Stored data
'''
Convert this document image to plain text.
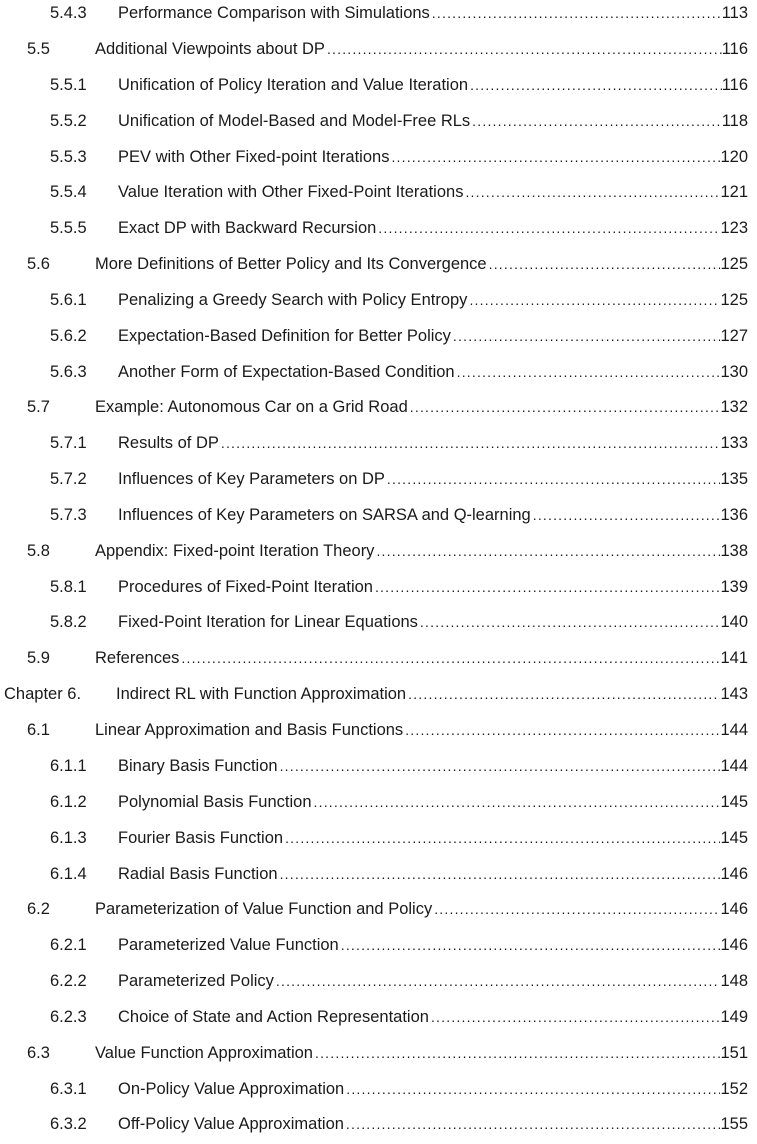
5.4.3	Performance Comparison with Simulations .....	113
5.5	Additional Viewpoints about DP .....	116
5.5.1	Unification of Policy Iteration and Value Iteration .....	116
5.5.2	Unification of Model-Based and Model-Free RLs .....	118
5.5.3	PEV with Other Fixed-point Iterations .....	120
5.5.4	Value Iteration with Other Fixed-Point Iterations .....	121
5.5.5	Exact DP with Backward Recursion .....	123
5.6	More Definitions of Better Policy and Its Convergence .....	125
5.6.1	Penalizing a Greedy Search with Policy Entropy .....	125
5.6.2	Expectation-Based Definition for Better Policy .....	127
5.6.3	Another Form of Expectation-Based Condition .....	130
5.7	Example: Autonomous Car on a Grid Road .....	132
5.7.1	Results of DP .....	133
5.7.2	Influences of Key Parameters on DP .....	135
5.7.3	Influences of Key Parameters on SARSA and Q-learning .....	136
5.8	Appendix: Fixed-point Iteration Theory .....	138
5.8.1	Procedures of Fixed-Point Iteration .....	139
5.8.2	Fixed-Point Iteration for Linear Equations .....	140
5.9	References .....	141
Chapter 6.	Indirect RL with Function Approximation .....	143
6.1	Linear Approximation and Basis Functions .....	144
6.1.1	Binary Basis Function .....	144
6.1.2	Polynomial Basis Function .....	145
6.1.3	Fourier Basis Function .....	145
6.1.4	Radial Basis Function .....	146
6.2	Parameterization of Value Function and Policy .....	146
6.2.1	Parameterized Value Function .....	146
6.2.2	Parameterized Policy .....	148
6.2.3	Choice of State and Action Representation .....	149
6.3	Value Function Approximation .....	151
6.3.1	On-Policy Value Approximation .....	152
6.3.2	Off-Policy Value Approximation .....	155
'''
--- WORK REQUIRED ---
Repeat the records above exactly, omitting every picture.

--- COMPLETED TASK ---
Convert this document image to plain text.
5.4.3	Performance Comparison with Simulations .....	113
5.5	Additional Viewpoints about DP .....	116
5.5.1	Unification of Policy Iteration and Value Iteration .....	116
5.5.2	Unification of Model-Based and Model-Free RLs .....	118
5.5.3	PEV with Other Fixed-point Iterations .....	120
5.5.4	Value Iteration with Other Fixed-Point Iterations .....	121
5.5.5	Exact DP with Backward Recursion .....	123
5.6	More Definitions of Better Policy and Its Convergence .....	125
5.6.1	Penalizing a Greedy Search with Policy Entropy .....	125
5.6.2	Expectation-Based Definition for Better Policy .....	127
5.6.3	Another Form of Expectation-Based Condition .....	130
5.7	Example: Autonomous Car on a Grid Road .....	132
5.7.1	Results of DP .....	133
5.7.2	Influences of Key Parameters on DP .....	135
5.7.3	Influences of Key Parameters on SARSA and Q-learning .....	136
5.8	Appendix: Fixed-point Iteration Theory .....	138
5.8.1	Procedures of Fixed-Point Iteration .....	139
5.8.2	Fixed-Point Iteration for Linear Equations .....	140
5.9	References .....	141
Chapter 6.	Indirect RL with Function Approximation .....	143
6.1	Linear Approximation and Basis Functions .....	144
6.1.1	Binary Basis Function .....	144
6.1.2	Polynomial Basis Function .....	145
6.1.3	Fourier Basis Function .....	145
6.1.4	Radial Basis Function .....	146
6.2	Parameterization of Value Function and Policy .....	146
6.2.1	Parameterized Value Function .....	146
6.2.2	Parameterized Policy .....	148
6.2.3	Choice of State and Action Representation .....	149
6.3	Value Function Approximation .....	151
6.3.1	On-Policy Value Approximation .....	152
6.3.2	Off-Policy Value Approximation .....	155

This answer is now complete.